Recorded data
-----

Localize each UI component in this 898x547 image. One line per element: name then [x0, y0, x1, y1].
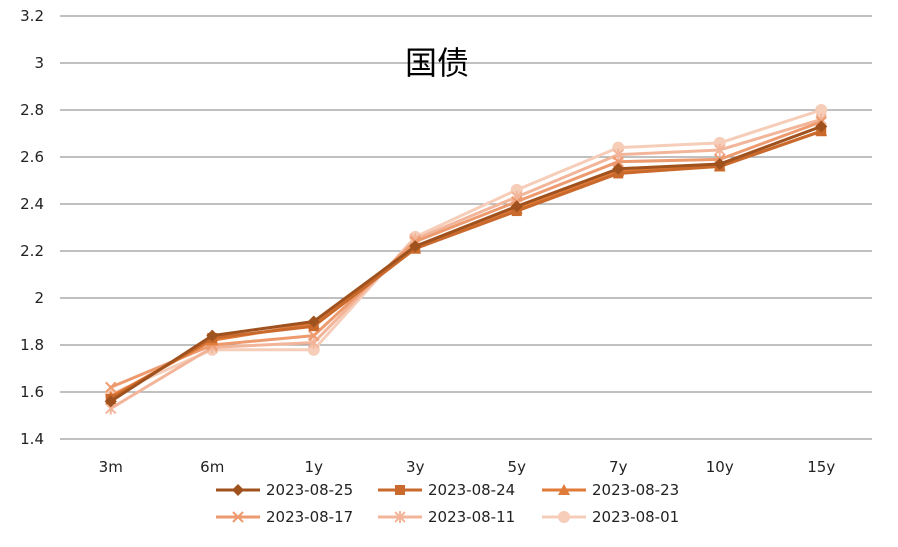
legend-label: 2023-08-24 — [428, 481, 515, 499]
legend-marker — [394, 511, 406, 523]
series-lines — [104, 104, 828, 415]
y-tick-label: 1.8 — [20, 336, 44, 354]
data-point — [612, 155, 624, 168]
y-axis-tick-labels: 1.4 1.6 1.8 2 2.2 2.4 2.6 2.8 3 3.2 — [20, 7, 44, 448]
legend-entry: 2023-08-25 — [216, 481, 353, 499]
x-tick-label: 5y — [508, 458, 527, 476]
x-tick-label: 3m — [99, 458, 123, 476]
data-point — [105, 381, 117, 394]
data-point — [409, 240, 422, 253]
data-point — [308, 329, 320, 342]
x-axis-tick-labels: 3m 6m 1y 3y 5y 7y 10y 15y — [99, 458, 836, 476]
data-point — [104, 395, 117, 408]
y-tick-label: 2 — [34, 289, 44, 307]
legend-entry: 2023-08-23 — [542, 481, 679, 499]
data-point — [307, 315, 320, 328]
chart-title: 国债 — [405, 44, 469, 82]
legend-marker — [558, 484, 570, 495]
legend: 2023-08-25 2023-08-24 2023-08-23 2023-08-17… — [216, 481, 679, 526]
data-point — [815, 104, 828, 116]
y-tick-label: 2.6 — [20, 148, 44, 166]
x-tick-label: 10y — [706, 458, 734, 476]
data-point — [815, 120, 828, 133]
x-tick-label: 6m — [200, 458, 224, 476]
legend-entry: 2023-08-01 — [542, 508, 679, 526]
x-tick-label: 3y — [406, 458, 425, 476]
y-tick-label: 2.4 — [20, 195, 44, 213]
legend-marker — [232, 511, 244, 523]
data-point — [713, 158, 726, 171]
series-line — [110, 120, 822, 389]
legend-label: 2023-08-25 — [266, 481, 353, 499]
legend-label: 2023-08-11 — [428, 508, 515, 526]
legend-label: 2023-08-23 — [592, 481, 679, 499]
legend-marker — [558, 511, 570, 523]
y-tick-label: 2.8 — [20, 101, 44, 119]
data-point — [612, 162, 625, 175]
series-2023-08-11 — [105, 113, 827, 415]
series-line — [109, 125, 822, 403]
legend-marker — [232, 484, 244, 496]
legend-entry: 2023-08-17 — [216, 508, 353, 526]
data-point — [510, 200, 523, 213]
y-tick-label: 1.6 — [20, 383, 44, 401]
series-line — [109, 117, 822, 410]
y-tick-label: 3 — [34, 54, 44, 72]
legend-label: 2023-08-17 — [266, 508, 353, 526]
series-line — [109, 129, 822, 401]
x-tick-label: 7y — [609, 458, 628, 476]
data-point — [714, 143, 726, 156]
series-2023-08-25 — [104, 120, 828, 408]
x-tick-label: 15y — [807, 458, 835, 476]
y-tick-label: 3.2 — [20, 7, 44, 25]
x-tick-label: 1y — [305, 458, 324, 476]
y-tick-label: 1.4 — [20, 430, 44, 448]
series-line — [110, 108, 822, 396]
data-point — [206, 329, 219, 342]
y-tick-label: 2.2 — [20, 242, 44, 260]
legend-label: 2023-08-01 — [592, 508, 679, 526]
legend-marker — [395, 485, 405, 495]
legend-entry: 2023-08-11 — [378, 508, 515, 526]
legend-entry: 2023-08-24 — [378, 481, 515, 499]
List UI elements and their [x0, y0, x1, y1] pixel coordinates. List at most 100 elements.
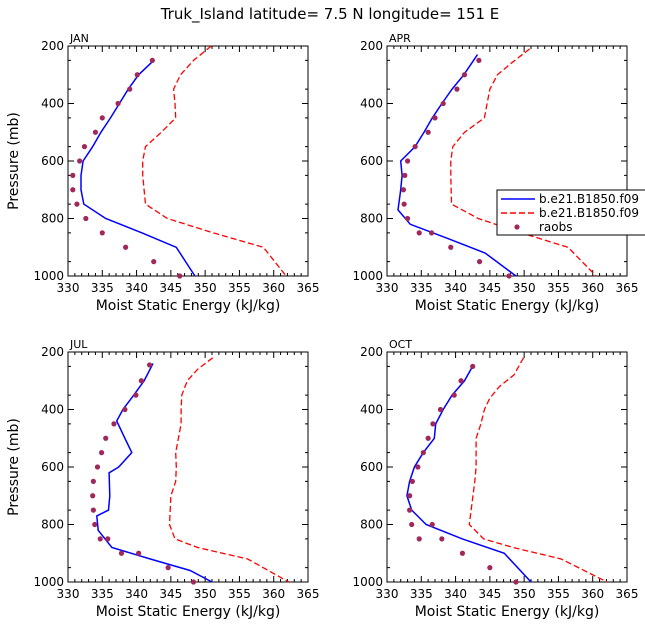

-----

■ Prompt
Please copy the listing above line for line with no changes, leaving out the pictures.

■ The reply
Localize each UI component in this 898x547 image. One line per element: name then [x0, y0, x1, y1].
legend-label: 2023-08-24 — [428, 481, 515, 499]
legend-marker — [394, 511, 406, 523]
series-lines — [104, 104, 828, 415]
y-tick-label: 1.8 — [20, 336, 44, 354]
data-point — [612, 155, 624, 168]
y-axis-tick-labels: 1.4 1.6 1.8 2 2.2 2.4 2.6 2.8 3 3.2 — [20, 7, 44, 448]
legend-entry: 2023-08-25 — [216, 481, 353, 499]
x-tick-label: 5y — [508, 458, 527, 476]
x-tick-label: 3m — [99, 458, 123, 476]
data-point — [105, 381, 117, 394]
data-point — [409, 240, 422, 253]
data-point — [308, 329, 320, 342]
x-axis-tick-labels: 3m 6m 1y 3y 5y 7y 10y 15y — [99, 458, 836, 476]
data-point — [104, 395, 117, 408]
y-tick-label: 2 — [34, 289, 44, 307]
legend-entry: 2023-08-23 — [542, 481, 679, 499]
data-point — [307, 315, 320, 328]
chart-title: 国债 — [405, 44, 469, 82]
legend-marker — [558, 484, 570, 495]
legend: 2023-08-25 2023-08-24 2023-08-23 2023-08-17… — [216, 481, 679, 526]
data-point — [815, 104, 828, 116]
y-tick-label: 2.6 — [20, 148, 44, 166]
x-tick-label: 10y — [706, 458, 734, 476]
data-point — [815, 120, 828, 133]
x-tick-label: 6m — [200, 458, 224, 476]
legend-entry: 2023-08-01 — [542, 508, 679, 526]
x-tick-label: 3y — [406, 458, 425, 476]
y-tick-label: 2.4 — [20, 195, 44, 213]
legend-marker — [232, 511, 244, 523]
data-point — [713, 158, 726, 171]
series-line — [110, 120, 822, 389]
legend-label: 2023-08-25 — [266, 481, 353, 499]
legend-label: 2023-08-11 — [428, 508, 515, 526]
legend-label: 2023-08-23 — [592, 481, 679, 499]
legend-marker — [558, 511, 570, 523]
y-tick-label: 2.8 — [20, 101, 44, 119]
data-point — [612, 162, 625, 175]
series-2023-08-11 — [105, 113, 827, 415]
series-line — [109, 125, 822, 403]
legend-marker — [232, 484, 244, 496]
legend-entry: 2023-08-17 — [216, 508, 353, 526]
data-point — [510, 200, 523, 213]
y-tick-label: 1.6 — [20, 383, 44, 401]
series-line — [109, 117, 822, 410]
y-tick-label: 3 — [34, 54, 44, 72]
legend-label: 2023-08-17 — [266, 508, 353, 526]
series-line — [109, 129, 822, 401]
x-tick-label: 7y — [609, 458, 628, 476]
data-point — [714, 143, 726, 156]
series-2023-08-25 — [104, 120, 828, 408]
x-tick-label: 15y — [807, 458, 835, 476]
y-tick-label: 3.2 — [20, 7, 44, 25]
x-tick-label: 1y — [305, 458, 324, 476]
y-tick-label: 1.4 — [20, 430, 44, 448]
series-line — [110, 108, 822, 396]
data-point — [206, 329, 219, 342]
y-tick-label: 2.2 — [20, 242, 44, 260]
legend-label: 2023-08-01 — [592, 508, 679, 526]
legend-marker — [395, 485, 405, 495]
legend-entry: 2023-08-11 — [378, 508, 515, 526]
legend-entry: 2023-08-24 — [378, 481, 515, 499]
List UI elements and their [x0, y0, x1, y1] pixel coordinates. List at most 100 elements.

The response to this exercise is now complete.